(A run of records)
— START —

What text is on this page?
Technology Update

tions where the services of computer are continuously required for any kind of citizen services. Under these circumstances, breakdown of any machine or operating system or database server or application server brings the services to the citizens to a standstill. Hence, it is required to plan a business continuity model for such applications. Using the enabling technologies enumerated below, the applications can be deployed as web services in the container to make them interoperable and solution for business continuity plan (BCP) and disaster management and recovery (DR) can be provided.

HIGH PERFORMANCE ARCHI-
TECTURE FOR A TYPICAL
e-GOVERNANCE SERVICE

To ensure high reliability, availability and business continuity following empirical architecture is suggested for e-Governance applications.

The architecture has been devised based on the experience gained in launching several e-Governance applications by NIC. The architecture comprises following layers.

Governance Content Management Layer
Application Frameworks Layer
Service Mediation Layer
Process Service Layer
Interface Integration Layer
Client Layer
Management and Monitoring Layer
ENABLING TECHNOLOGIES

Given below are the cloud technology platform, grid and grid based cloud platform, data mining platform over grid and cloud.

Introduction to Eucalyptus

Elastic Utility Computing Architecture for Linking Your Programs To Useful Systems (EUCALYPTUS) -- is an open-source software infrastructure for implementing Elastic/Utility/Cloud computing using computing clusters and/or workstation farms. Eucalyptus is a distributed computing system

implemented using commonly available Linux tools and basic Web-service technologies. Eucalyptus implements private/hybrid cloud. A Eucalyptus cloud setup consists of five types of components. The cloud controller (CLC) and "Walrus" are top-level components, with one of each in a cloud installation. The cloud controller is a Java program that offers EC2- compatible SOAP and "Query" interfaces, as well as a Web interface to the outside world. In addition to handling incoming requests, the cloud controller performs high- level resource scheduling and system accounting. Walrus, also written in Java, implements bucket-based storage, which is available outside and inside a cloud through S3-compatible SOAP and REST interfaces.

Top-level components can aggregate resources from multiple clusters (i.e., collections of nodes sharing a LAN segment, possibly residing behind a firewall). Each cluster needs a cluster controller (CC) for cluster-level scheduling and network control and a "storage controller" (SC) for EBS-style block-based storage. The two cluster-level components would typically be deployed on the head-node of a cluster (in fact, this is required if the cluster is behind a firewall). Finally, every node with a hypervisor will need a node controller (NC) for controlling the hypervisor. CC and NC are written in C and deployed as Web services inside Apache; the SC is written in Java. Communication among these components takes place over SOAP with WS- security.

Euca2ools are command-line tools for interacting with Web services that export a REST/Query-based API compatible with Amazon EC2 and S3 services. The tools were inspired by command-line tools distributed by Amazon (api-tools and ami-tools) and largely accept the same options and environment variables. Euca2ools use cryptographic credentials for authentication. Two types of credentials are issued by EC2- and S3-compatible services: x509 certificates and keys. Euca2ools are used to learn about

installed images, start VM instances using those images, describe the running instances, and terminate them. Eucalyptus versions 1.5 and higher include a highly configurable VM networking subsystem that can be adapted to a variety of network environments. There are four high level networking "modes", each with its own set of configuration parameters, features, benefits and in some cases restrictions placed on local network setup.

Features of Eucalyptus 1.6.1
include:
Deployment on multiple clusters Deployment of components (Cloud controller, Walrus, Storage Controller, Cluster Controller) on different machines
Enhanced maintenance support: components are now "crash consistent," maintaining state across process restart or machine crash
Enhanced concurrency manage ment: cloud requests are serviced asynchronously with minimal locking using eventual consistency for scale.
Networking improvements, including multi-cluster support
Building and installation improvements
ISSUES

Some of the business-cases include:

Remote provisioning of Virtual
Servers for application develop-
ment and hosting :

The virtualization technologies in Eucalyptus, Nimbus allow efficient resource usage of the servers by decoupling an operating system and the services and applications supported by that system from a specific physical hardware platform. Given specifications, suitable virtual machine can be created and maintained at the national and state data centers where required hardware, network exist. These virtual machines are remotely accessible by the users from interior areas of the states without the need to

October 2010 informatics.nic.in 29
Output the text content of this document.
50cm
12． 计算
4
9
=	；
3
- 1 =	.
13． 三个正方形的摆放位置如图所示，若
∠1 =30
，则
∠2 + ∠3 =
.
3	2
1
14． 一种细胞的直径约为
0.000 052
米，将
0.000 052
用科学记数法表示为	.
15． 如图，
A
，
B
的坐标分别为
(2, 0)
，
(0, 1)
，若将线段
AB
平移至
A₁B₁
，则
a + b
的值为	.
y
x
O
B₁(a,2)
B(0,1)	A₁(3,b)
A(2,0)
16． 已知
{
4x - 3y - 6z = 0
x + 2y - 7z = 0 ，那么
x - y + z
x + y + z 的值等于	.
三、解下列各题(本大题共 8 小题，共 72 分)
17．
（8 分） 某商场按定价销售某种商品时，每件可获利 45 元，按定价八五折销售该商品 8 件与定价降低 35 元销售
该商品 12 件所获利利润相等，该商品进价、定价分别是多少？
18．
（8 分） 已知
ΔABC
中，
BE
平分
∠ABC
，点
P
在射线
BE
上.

— END —

Check every line of the data, and copy the ones that contain "setup".

__Answer below__
implemented using commonly available Linux tools and basic Web-service technologies. Eucalyptus implements private/hybrid cloud. A Eucalyptus cloud setup consists of five types of components. The cloud controller (CLC) and "Walrus" are top-level components, with one of each in a cloud installation. The cloud controller is a Java program that offers EC2- compatible SOAP and "Query" interfaces, as well as a Web interface to the outside world. In addition to handling incoming requests, the cloud controller performs high- level resource scheduling and system accounting. Walrus, also written in Java, implements bucket-based storage, which is available outside and inside a cloud through S3-compatible SOAP and REST interfaces.
installed images, start VM instances using those images, describe the running instances, and terminate them. Eucalyptus versions 1.5 and higher include a highly configurable VM networking subsystem that can be adapted to a variety of network environments. There are four high level networking "modes", each with its own set of configuration parameters, features, benefits and in some cases restrictions placed on local network setup.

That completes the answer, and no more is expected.